## Supplied records
##########

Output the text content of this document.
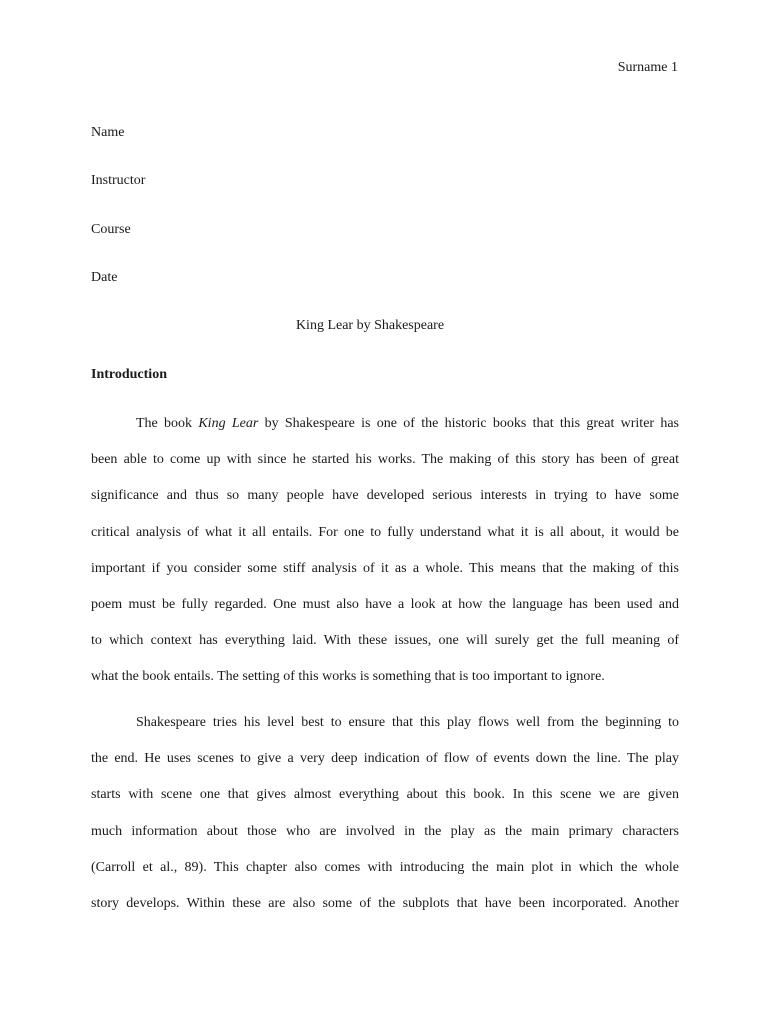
Surname 1
Name
Instructor
Course
Date
King Lear by Shakespeare
Introduction
The book King Lear by Shakespeare is one of the historic books that this great writer has
been able to come up with since he started his works. The making of this story has been of great
significance and thus so many people have developed serious interests in trying to have some
critical analysis of what it all entails. For one to fully understand what it is all about, it would be
important if you consider some stiff analysis of it as a whole. This means that the making of this
poem must be fully regarded. One must also have a look at how the language has been used and
to which context has everything laid. With these issues, one will surely get the full meaning of
what the book entails. The setting of this works is something that is too important to ignore.
Shakespeare tries his level best to ensure that this play flows well from the beginning to
the end. He uses scenes to give a very deep indication of flow of events down the line. The play
starts with scene one that gives almost everything about this book. In this scene we are given
much information about those who are involved in the play as the main primary characters
(Carroll et al., 89). This chapter also comes with introducing the main plot in which the whole
story develops. Within these are also some of the subplots that have been incorporated. Another
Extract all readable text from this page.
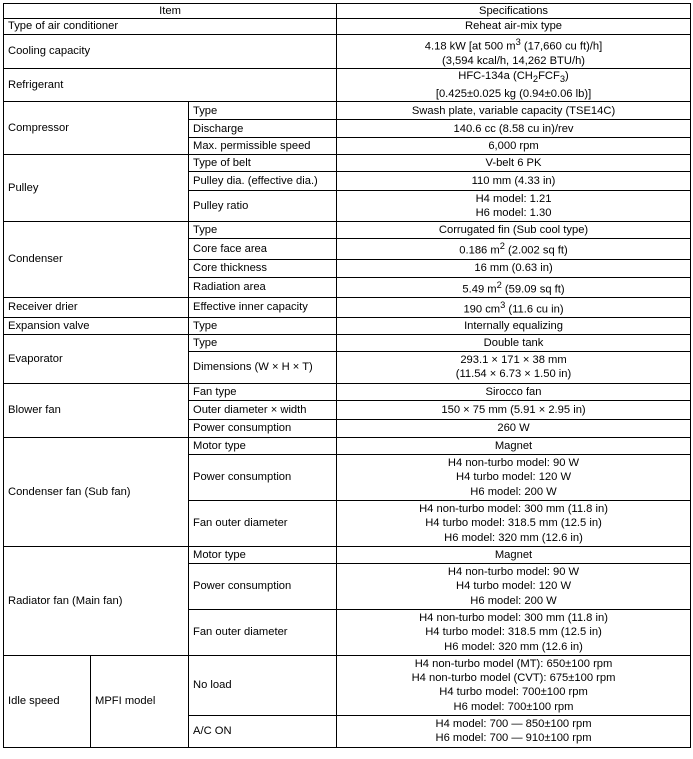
Item			Specifications
Type of air conditioner			Reheat air-mix type
Cooling capacity			4.18 kW [at 500 $m^3$ (17,660 cu ft)/h]
(3,594 kcal/h, 14,262 BTU/h)

Refrigerant			HFC-134a $(CH_2FCF_3)$
[0.425±0.025 kg (0.94±0.06 lb)]

Compressor		Type	Swash plate, variable capacity (TSE14C)
		Discharge	140.6 cc (8.58 cu in)/rev
		Max. permissible speed	6,000 rpm
Pulley		Type of belt	V-belt 6 PK
		Pulley dia. (effective dia.)	110 mm (4.33 in)
		Pulley ratio	H4 model: 1.21
H6 model: 1.30

Condenser		Type	Corrugated fin (Sub cool type)
		Core face area	0.186 $m^2$ (2.002 sq ft)
		Core thickness	16 mm (0.63 in)
		Radiation area	5.49 $m^2$ (59.09 sq ft)
Receiver drier		Effective inner capacity	190 $cm^3$ (11.6 cu in)
Expansion valve		Type	Internally equalizing
Evaporator		Type	Double tank
		Dimensions (W × H × T)	293.1 × 171 × 38 mm
(11.54 × 6.73 × 1.50 in)

Blower fan		Fan type	Sirocco fan
		Outer diameter × width	150 × 75 mm (5.91 × 2.95 in)
		Power consumption	260 W
Condenser fan (Sub fan)		Motor type	Magnet
		Power consumption	H4 non-turbo model: 90 W
H4 turbo model: 120 W
H6 model: 200 W

		Fan outer diameter	H4 non-turbo model: 300 mm (11.8 in)
H4 turbo model: 318.5 mm (12.5 in)
H6 model: 320 mm (12.6 in)

Radiator fan (Main fan)		Motor type	Magnet
		Power consumption	H4 non-turbo model: 90 W
H4 turbo model: 120 W
H6 model: 200 W

		Fan outer diameter	H4 non-turbo model: 300 mm (11.8 in)
H4 turbo model: 318.5 mm (12.5 in)
H6 model: 320 mm (12.6 in)

Idle speed	MPFI model	No load	H4 non-turbo model (MT): 650±100 rpm
H4 non-turbo model (CVT): 675±100 rpm
H4 turbo model: 700±100 rpm
H6 model: 700±100 rpm

		A/C ON	H4 model: 700 — 850±100 rpm
H6 model: 700 — 910±100 rpm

##########

## Problem to solve
Exclude all images and restate the records above word for word.

## Exercise response
Output the text content of this document.
Surname 1
Name
Instructor
Course
Date
King Lear by Shakespeare
Introduction
The book King Lear by Shakespeare is one of the historic books that this great writer has
been able to come up with since he started his works. The making of this story has been of great
significance and thus so many people have developed serious interests in trying to have some
critical analysis of what it all entails. For one to fully understand what it is all about, it would be
important if you consider some stiff analysis of it as a whole. This means that the making of this
poem must be fully regarded. One must also have a look at how the language has been used and
to which context has everything laid. With these issues, one will surely get the full meaning of
what the book entails. The setting of this works is something that is too important to ignore.
Shakespeare tries his level best to ensure that this play flows well from the beginning to
the end. He uses scenes to give a very deep indication of flow of events down the line. The play
starts with scene one that gives almost everything about this book. In this scene we are given
much information about those who are involved in the play as the main primary characters
(Carroll et al., 89). This chapter also comes with introducing the main plot in which the whole
story develops. Within these are also some of the subplots that have been incorporated. Another
Extract all readable text from this page.
Item			Specifications
Type of air conditioner			Reheat air-mix type
Cooling capacity			4.18 kW [at 500 $m^3$ (17,660 cu ft)/h]
(3,594 kcal/h, 14,262 BTU/h)

Refrigerant			HFC-134a $(CH_2FCF_3)$
[0.425±0.025 kg (0.94±0.06 lb)]

Compressor		Type	Swash plate, variable capacity (TSE14C)
		Discharge	140.6 cc (8.58 cu in)/rev
		Max. permissible speed	6,000 rpm
Pulley		Type of belt	V-belt 6 PK
		Pulley dia. (effective dia.)	110 mm (4.33 in)
		Pulley ratio	H4 model: 1.21
H6 model: 1.30

Condenser		Type	Corrugated fin (Sub cool type)
		Core face area	0.186 $m^2$ (2.002 sq ft)
		Core thickness	16 mm (0.63 in)
		Radiation area	5.49 $m^2$ (59.09 sq ft)
Receiver drier		Effective inner capacity	190 $cm^3$ (11.6 cu in)
Expansion valve		Type	Internally equalizing
Evaporator		Type	Double tank
		Dimensions (W × H × T)	293.1 × 171 × 38 mm
(11.54 × 6.73 × 1.50 in)

Blower fan		Fan type	Sirocco fan
		Outer diameter × width	150 × 75 mm (5.91 × 2.95 in)
		Power consumption	260 W
Condenser fan (Sub fan)		Motor type	Magnet
		Power consumption	H4 non-turbo model: 90 W
H4 turbo model: 120 W
H6 model: 200 W

		Fan outer diameter	H4 non-turbo model: 300 mm (11.8 in)
H4 turbo model: 318.5 mm (12.5 in)
H6 model: 320 mm (12.6 in)

Radiator fan (Main fan)		Motor type	Magnet
		Power consumption	H4 non-turbo model: 90 W
H4 turbo model: 120 W
H6 model: 200 W

		Fan outer diameter	H4 non-turbo model: 300 mm (11.8 in)
H4 turbo model: 318.5 mm (12.5 in)
H6 model: 320 mm (12.6 in)

Idle speed	MPFI model	No load	H4 non-turbo model (MT): 650±100 rpm
H4 non-turbo model (CVT): 675±100 rpm
H4 turbo model: 700±100 rpm
H6 model: 700±100 rpm

		A/C ON	H4 model: 700 — 850±100 rpm
H6 model: 700 — 910±100 rpm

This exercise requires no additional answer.